What sound profile is everyone using for Warzone 2? Cant seem to hear anything with my LCD-GX's or my Arya's.


----------



## Swordsman

deafenears said:


> Audeze Maxwell?



Is maxwell much better ?


----------



## Mad Lust Envy

Helvetica bold said:


> Thanks! I don't think USB C is going anywhere on PS5 since PS VR2 is connected with one USB-C. In theory I can connect the Maxwell to the PS5 via USB-C cable and bypass the Xbox dongle. However sounds like the PS5 dongle provides additional amplification. Thanks again for the transparency. I play more on the PS5 so im still weighing if I use the Maxell just for PS5 and my wired headphones on XsX. I like the utilitarian look of the Maxwell.
> 
> Curious would you sell a separate PS5 dongle or too soon to say?


I'm not personally sure on how, but it's something more like, unless a device accounts for the low output voltage on the PS5, most things will have too little signal output from the system and will need brute forcing by amplification. Things made for PS5 won't have this issue, because they either take that into account, or the system sends out the proper voltage. Again, not sure.

It's not about amplification here. I mean it IS a wireless dongle.


----------



## tmaxx123

https://www.reddit.com/r/SoundBlast...urce=share&utm_medium=ios_app&utm_name=iossmf

Not quite the x7 successor we are all hoping for , but a step in the right direction!


----------



## Chastity

tmaxx123 said:


> https://www.reddit.com/r/SoundBlast...urce=share&utm_medium=ios_app&utm_name=iossmf
> 
> Not quite the x7 successor we are all hoping for , but a step in the right direction!


5v 1A .... and no stand alone power input.  :sigh:


----------



## Helvetica bold (Dec 19, 2022)

[Element box records]

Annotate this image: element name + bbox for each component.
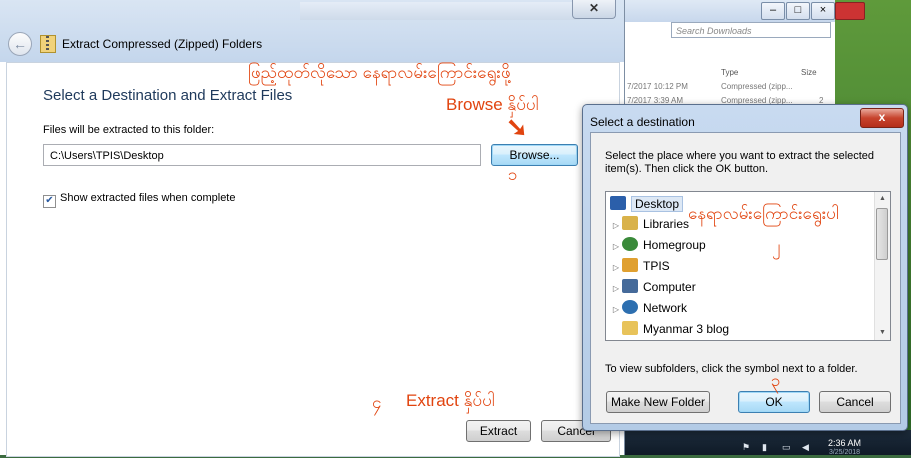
scroll-down-icon[interactable]: ▼ xyxy=(875,326,890,340)
system-clock[interactable]: 2:36 AM 3/25/2018 xyxy=(828,438,861,458)
clock-date: 3/25/2018 xyxy=(828,449,861,456)
tree-item-homegroup[interactable]: ▷ Homegroup xyxy=(610,235,706,255)
tree-scrollbar[interactable]: ▲ ▼ xyxy=(874,192,890,340)
annotation-choose-here: နေရာလမ်းကြောင်းရွေးပါ xyxy=(688,204,839,223)
arrow-icon: ➘ xyxy=(506,112,528,142)
tree-item-computer[interactable]: ▷ Computer xyxy=(610,277,696,297)
cancel-button[interactable]: Cancel xyxy=(819,391,891,413)
select-destination-dialog: Select a destination x Select the place … xyxy=(582,104,908,431)
explorer-search-input[interactable]: Search Downloads xyxy=(671,22,831,38)
list-item-date[interactable]: 7/2017 10:12 PM xyxy=(627,82,688,91)
tree-item-myanmar-blog[interactable]: Myanmar 3 blog xyxy=(610,319,729,339)
clock-time: 2:36 AM xyxy=(828,438,862,448)
annotation-step-3: ၃ xyxy=(771,371,781,390)
maximize-icon[interactable]: □ xyxy=(786,2,810,20)
scrollbar-thumb[interactable] xyxy=(876,208,888,260)
dialog-content: Select a Destination and Extract Files F… xyxy=(6,62,620,457)
tree-item-label: Homegroup xyxy=(643,238,706,252)
user-folder-icon xyxy=(622,258,638,272)
annotation-step-4: ၄ xyxy=(372,393,382,412)
network-icon[interactable]: ▮ xyxy=(762,442,767,453)
column-header-size[interactable]: Size xyxy=(801,68,817,77)
minimize-icon[interactable]: – xyxy=(761,2,785,20)
expand-icon[interactable]: ▷ xyxy=(610,300,622,320)
tree-item-libraries[interactable]: ▷ Libraries xyxy=(610,214,689,234)
dialog-header: ✕ ← Extract Compressed (Zipped) Folders xyxy=(0,0,624,62)
tree-item-network[interactable]: ▷ Network xyxy=(610,298,687,318)
tree-item-label: Network xyxy=(643,301,688,315)
expand-icon[interactable]: ▷ xyxy=(610,216,622,236)
dialog-title: Extract Compressed (Zipped) Folders xyxy=(62,37,263,51)
zip-folder-icon xyxy=(40,35,56,53)
close-icon[interactable] xyxy=(835,2,865,20)
annotation-choose-location: ဖြည့်ထုတ်လိုသော နေရာလမ်းကြောင်းရွေးဖို့ xyxy=(248,63,511,82)
annotation-extract-hint: Extract နှိပ်ပါ xyxy=(406,391,495,410)
volume-icon[interactable]: ◀ xyxy=(802,442,809,453)
battery-icon[interactable]: ▭ xyxy=(782,442,791,453)
instructions-text: Select the place where you want to extra… xyxy=(605,150,875,175)
destination-path-input[interactable]: C:\Users\TPIS\Desktop xyxy=(43,144,481,166)
tree-item-label: TPIS xyxy=(643,259,670,273)
folder-icon xyxy=(622,321,638,335)
tree-item-label: Libraries xyxy=(643,217,690,231)
list-item-type: Compressed (zipp... xyxy=(721,82,793,91)
close-button[interactable]: x xyxy=(860,108,904,128)
close-icon[interactable]: × xyxy=(811,2,835,20)
folder-label: Files will be extracted to this folder: xyxy=(43,124,215,136)
page-title: Select a Destination and Extract Files xyxy=(43,87,293,104)
extract-button[interactable]: Extract xyxy=(466,420,531,442)
close-icon[interactable]: ✕ xyxy=(572,0,616,19)
desktop-icon xyxy=(610,196,626,210)
background-explorer-window: – □ × Search Downloads Type Size 7/2017 … xyxy=(590,0,836,120)
tree-item-label: Computer xyxy=(643,280,696,294)
annotation-step-2: ၂ xyxy=(772,237,781,256)
homegroup-icon xyxy=(622,237,638,251)
flag-icon[interactable]: ⚑ xyxy=(742,442,750,453)
browse-button[interactable]: Browse... xyxy=(491,144,578,166)
back-arrow-icon[interactable]: ← xyxy=(8,32,32,56)
expand-icon[interactable]: ▷ xyxy=(610,237,622,257)
tree-item-label: Myanmar 3 blog xyxy=(643,322,730,336)
tree-item-tpis[interactable]: ▷ TPIS xyxy=(610,256,670,276)
scroll-up-icon[interactable]: ▲ xyxy=(875,192,890,206)
expand-icon[interactable]: ▷ xyxy=(610,258,622,278)
make-new-folder-button[interactable]: Make New Folder xyxy=(606,391,710,413)
subfolder-hint: To view subfolders, click the symbol nex… xyxy=(605,363,858,375)
taskbar: ⚑ ▮ ▭ ◀ 2:36 AM 3/25/2018 xyxy=(590,430,911,458)
dialog-body: Select the place where you want to extra… xyxy=(590,132,901,424)
show-files-row[interactable]: ✔ Show extracted files when complete xyxy=(43,192,235,208)
expand-icon[interactable]: ▷ xyxy=(610,279,622,299)
show-files-checkbox[interactable]: ✔ xyxy=(43,195,56,208)
network-icon xyxy=(622,300,638,314)
dialog-title: Select a destination xyxy=(590,115,695,129)
column-header-type[interactable]: Type xyxy=(721,68,738,77)
annotation-step-1: ၁ xyxy=(508,165,518,184)
tree-item-desktop[interactable]: Desktop xyxy=(610,194,684,214)
tree-item-label: Desktop xyxy=(631,196,684,212)
computer-icon xyxy=(622,279,638,293)
libraries-icon xyxy=(622,216,638,230)
show-files-label: Show extracted files when complete xyxy=(60,192,236,204)
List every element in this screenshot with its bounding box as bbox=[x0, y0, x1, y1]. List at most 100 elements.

▶ _TO DO_:
**A.** Can you copy the gaming headset thread word for word, from "## Mad Lust" through "soon to say?"?
**B.** What comes next in the gaming headset thread? Continue it from its final line.

▶ _ANSWERS FOR THIS EXERCISE_:
**A.**
## Mad Lust Envy

Helvetica bold said:


> Thanks! I don't think USB C is going anywhere on PS5 since PS VR2 is connected with one USB-C. In theory I can connect the Maxwell to the PS5 via USB-C cable and bypass the Xbox dongle. However sounds like the PS5 dongle provides additional amplification. Thanks again for the transparency. I play more on the PS5 so im still weighing if I use the Maxell just for PS5 and my wired headphones on XsX. I like the utilitarian look of the Maxwell.
> 
> Curious would you sell a separate PS5 dongle or too soon to say?

**B.**
tmaxx123 said:


> https://www.reddit.com/r/SoundBlast...urce=share&utm_medium=ios_app&utm_name=iossmf
> 
> Not quite the x7 successor we are all hoping for , but a step in the right direction!


Looks cool. I wonder when it will be available.
https://jp.creative.com/p/sound-blaster/sound-blaster-x5


----------



## stavros.m

Hey I am looking to buy the ATH-R70x for purely gaming, but I don’t really play fps. Just curious would they sound good for immersive gaming for example lately been play WoW, Guild wars 2, Vallheim, god of war, assassin creed Valhalla, dying light 2 to give you some examples. I been seeing mixed reviews some saying they are amazing while others say not so much for immersive but excellent for fps 

Thanks for all the advice and happy holidays


----------



## Helvetica bold

Has anyone tested the 3D headphone option used in the Witcher 3 next gen update. Its concerning the lack of native Dolby Atmos headphone support in games lately. What was the last release, MW2 / Warzone 2.0?  I noticed the Dead Space remake will use EA own Frostbite binaural audio, I assume similar to NFS UnBound and BF2024. Only "Spatial Sound" is listed as a feature in Xbox's official page.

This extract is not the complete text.